- **Instructions**
1) Copy the part of the Laugh Always Spotlight post on Wrae Sanders from "Introducing another brave" to "happened with Wrae." word for word.
2) In the post about Wrae Sanders, turn the paragraph that begins "Late March, 2013" into a short list that keeps its main facts.
3) Write what comes next in Wrae Sanders's story, picking up after its last sentence.

- **Excerpt**
..............................

Laugh Always Spotlight

When the Small Things Become Big – Laugh Always Spotlight Edition

_This life is to be lived without regret__________________________________________The World After Anxiety, Depression and Eating (3)

Introducing another brave soul in our Laugh Always Spotlight – Wrae Sanders.  Sometimes a life changing event alters the rest of your life and you must have to learn to live with it.  Please read on to read what happened with Wrae.

 

Late March, 2013. I was a mom of three, working full time as a mental health associate in a large mental health facility. I loved my job, but my marriage and home life were falling apart. My younger son had been diagnosed with ADHD and Autism two years earlier, but my husband hadn’t quite caught on to the diagnosis and the support that I needed. He was doing great with our son and other two kids, but me? Not so much. At that point, I wasn’t sleeping well. I wasn’t eating well, and I was constantly stressed out.

​I started having bad headaches, and I just assumed they were due to being busy and not taking care of myself, but I kept going. One headache went big, however, and I couldn’t ignore it.

..............................

- **Data to examine**
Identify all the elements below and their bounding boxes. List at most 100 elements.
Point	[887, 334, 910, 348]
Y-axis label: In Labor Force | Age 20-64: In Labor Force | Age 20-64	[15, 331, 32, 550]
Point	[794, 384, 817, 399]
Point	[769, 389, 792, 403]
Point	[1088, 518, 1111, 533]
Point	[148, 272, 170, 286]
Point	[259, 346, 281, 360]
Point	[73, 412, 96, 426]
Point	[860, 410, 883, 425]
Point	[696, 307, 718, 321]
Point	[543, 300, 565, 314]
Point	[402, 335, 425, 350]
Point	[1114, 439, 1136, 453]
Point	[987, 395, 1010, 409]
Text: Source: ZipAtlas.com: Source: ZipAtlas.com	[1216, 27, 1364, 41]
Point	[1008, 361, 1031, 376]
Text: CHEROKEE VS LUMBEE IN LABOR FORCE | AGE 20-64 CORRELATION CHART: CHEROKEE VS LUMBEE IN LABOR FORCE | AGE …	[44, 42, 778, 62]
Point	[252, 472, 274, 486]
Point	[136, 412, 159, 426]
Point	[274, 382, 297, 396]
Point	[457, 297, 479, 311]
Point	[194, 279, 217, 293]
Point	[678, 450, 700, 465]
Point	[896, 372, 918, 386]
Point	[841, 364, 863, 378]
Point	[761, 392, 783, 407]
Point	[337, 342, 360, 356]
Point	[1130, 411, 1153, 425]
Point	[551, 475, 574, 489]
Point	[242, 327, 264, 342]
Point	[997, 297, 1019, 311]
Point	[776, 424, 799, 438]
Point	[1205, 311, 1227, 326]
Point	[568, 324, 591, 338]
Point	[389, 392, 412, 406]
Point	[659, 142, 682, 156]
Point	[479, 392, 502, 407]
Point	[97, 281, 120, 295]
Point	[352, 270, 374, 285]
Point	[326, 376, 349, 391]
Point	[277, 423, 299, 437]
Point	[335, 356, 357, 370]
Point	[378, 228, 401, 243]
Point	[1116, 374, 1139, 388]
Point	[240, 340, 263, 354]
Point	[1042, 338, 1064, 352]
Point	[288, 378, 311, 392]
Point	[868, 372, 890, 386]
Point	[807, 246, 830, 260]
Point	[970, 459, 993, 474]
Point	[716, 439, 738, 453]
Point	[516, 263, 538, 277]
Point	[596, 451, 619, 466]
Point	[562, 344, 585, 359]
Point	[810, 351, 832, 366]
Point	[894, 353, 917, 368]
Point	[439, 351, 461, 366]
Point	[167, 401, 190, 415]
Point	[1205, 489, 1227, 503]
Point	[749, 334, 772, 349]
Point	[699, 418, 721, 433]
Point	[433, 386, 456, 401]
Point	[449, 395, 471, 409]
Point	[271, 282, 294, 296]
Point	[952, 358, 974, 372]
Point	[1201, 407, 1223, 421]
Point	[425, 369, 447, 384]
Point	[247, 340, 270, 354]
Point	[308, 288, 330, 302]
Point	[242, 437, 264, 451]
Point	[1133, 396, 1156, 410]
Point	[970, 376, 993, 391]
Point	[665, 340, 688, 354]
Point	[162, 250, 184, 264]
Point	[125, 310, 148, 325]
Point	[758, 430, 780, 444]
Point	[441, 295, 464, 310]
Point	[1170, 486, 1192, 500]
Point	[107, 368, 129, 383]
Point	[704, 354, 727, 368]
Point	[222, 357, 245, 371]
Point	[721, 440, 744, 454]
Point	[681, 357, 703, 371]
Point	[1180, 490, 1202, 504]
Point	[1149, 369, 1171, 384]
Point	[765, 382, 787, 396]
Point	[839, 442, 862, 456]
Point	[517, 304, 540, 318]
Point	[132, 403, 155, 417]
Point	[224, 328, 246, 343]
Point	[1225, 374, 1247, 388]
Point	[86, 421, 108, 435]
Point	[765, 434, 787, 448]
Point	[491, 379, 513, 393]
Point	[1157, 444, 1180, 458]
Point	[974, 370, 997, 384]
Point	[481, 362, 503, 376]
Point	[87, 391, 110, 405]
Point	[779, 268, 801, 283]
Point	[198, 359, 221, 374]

..............................

- **Outputs in order**
1)
Introducing another brave soul in our Laugh Always Spotlight – Wrae Sanders.  Sometimes a life changing event alters the rest of your life and you must have to learn to live with it.  Please read on to read what happened with Wrae.

2)
- In late March 2013, I was a mom of three and worked full time as a mental health associate at a large mental health facility.
- I loved my job, but my marriage and home life were falling apart.
- My younger son had been diagnosed with ADHD and Autism two years earlier.
- My husband hadn't caught on to the diagnosis or the support I needed. He did great with the kids but not with me.
- I wasn't sleeping or eating well, and I was always stressed.

3)
​On March 30, 2013, I was at work, pulling in overtime. I was scheduled to work until 7 PM, instead of my usual 3 PM. I didn’t mind this.  As I previously stated, I loved my job, and on that day, I was at a semi-outpatient unit away from the main facility. I’d had a bad headache all day, but as the day went by, it just got worse. At one point, my right arm started to feel funny and I couldn’t even hold onto the crayon I was coloring with. Weird. My vision was a bit blurry, and I was starting to get nauseated. At this point, I decided to go home. I called the scheduling secretary and told him I wasn’t feeling well and drove home. NOTE: If you even think you are having a stroke, please do NOT DRIVE! Please have someone drive you! Looking back, the nurse that I was working with felt terrible once she found out what had happened, but neither of us knew at the time, so I wasn’t mad at her. Even more ironic? The building I was in is literally within walking distance of a hospital.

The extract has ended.